Task prompt: Work through the data and report how many lines include the string "成約件数", giving the number alone.
--- BEGIN Recorded information ---
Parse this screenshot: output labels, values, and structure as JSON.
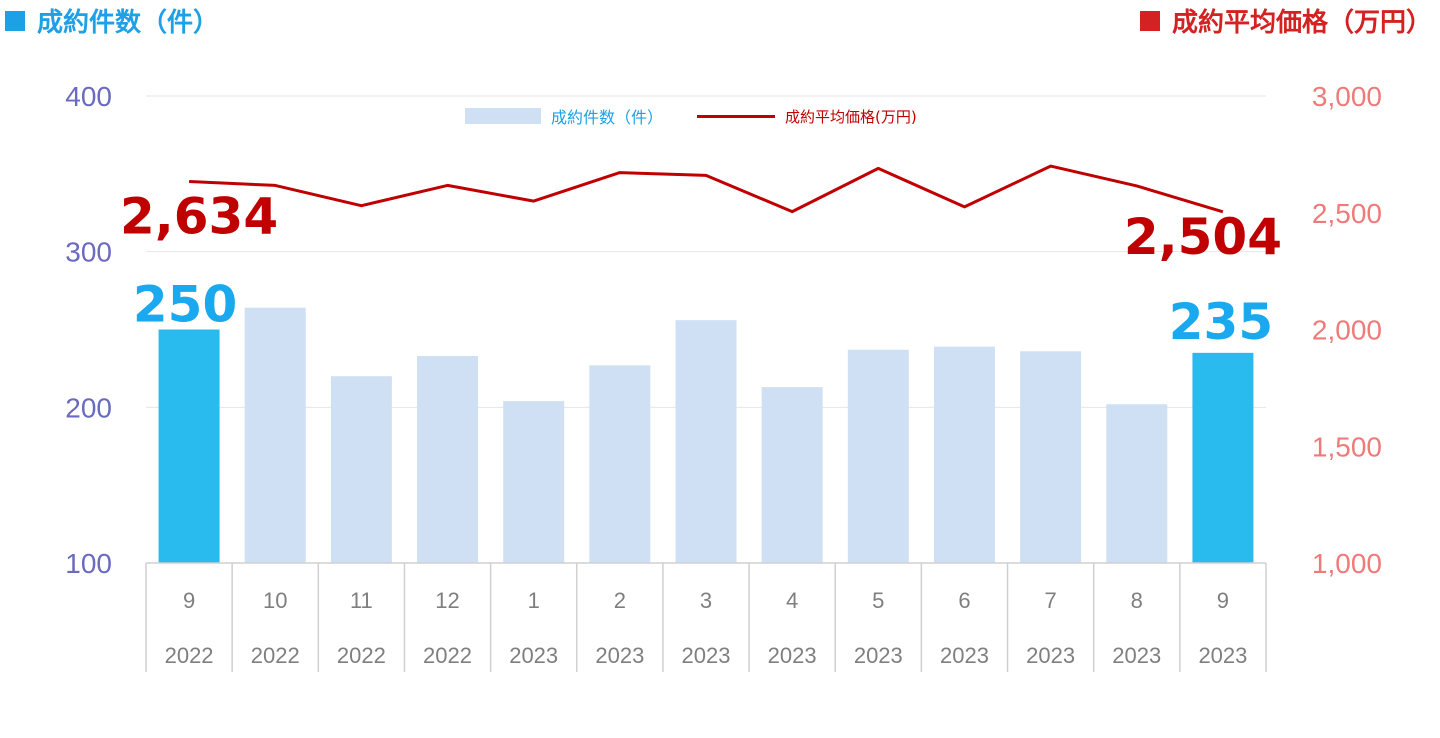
{
  "header": {
    "left_title": "成約件数（件）",
    "right_title": "成約平均価格（万円）"
  },
  "legend": {
    "bars": "成約件数（件）",
    "line": "成約平均価格(万円)"
  },
  "colors": {
    "bar": "#cfe0f4",
    "bar_highlight": "#29bbee",
    "line": "#c00000",
    "left_axis": "#6a6ac0",
    "right_axis": "#f07a7a",
    "left_header": "#1ea0e6",
    "right_header": "#d42222",
    "bar_label": "#1aa8ee",
    "line_label": "#c00000"
  },
  "chart_data": {
    "type": "bar",
    "categories": [
      "9",
      "10",
      "11",
      "12",
      "1",
      "2",
      "3",
      "4",
      "5",
      "6",
      "7",
      "8",
      "9"
    ],
    "years": [
      "2022",
      "2022",
      "2022",
      "2022",
      "2023",
      "2023",
      "2023",
      "2023",
      "2023",
      "2023",
      "2023",
      "2023",
      "2023"
    ],
    "highlight_indices": [
      0,
      12
    ],
    "series": [
      {
        "name": "成約件数（件）",
        "type": "bar",
        "axis": "left",
        "values": [
          250,
          264,
          220,
          233,
          204,
          227,
          256,
          213,
          237,
          239,
          236,
          202,
          235
        ]
      },
      {
        "name": "成約平均価格(万円)",
        "type": "line",
        "axis": "right",
        "values": [
          2634,
          2617,
          2530,
          2617,
          2550,
          2672,
          2660,
          2505,
          2690,
          2525,
          2700,
          2615,
          2504
        ]
      }
    ],
    "y_left": {
      "lim": [
        100,
        400
      ],
      "ticks": [
        "100",
        "200",
        "300",
        "400"
      ]
    },
    "y_right": {
      "lim": [
        1000,
        3000
      ],
      "ticks": [
        "1,000",
        "1,500",
        "2,000",
        "2,500",
        "3,000"
      ]
    },
    "grid": true,
    "legend_position": "top-center",
    "annotations": {
      "bar_first": "250",
      "bar_last": "235",
      "line_first": "2,634",
      "line_last": "2,504"
    }
  }
}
--- END Recorded information ---
Finished task: 3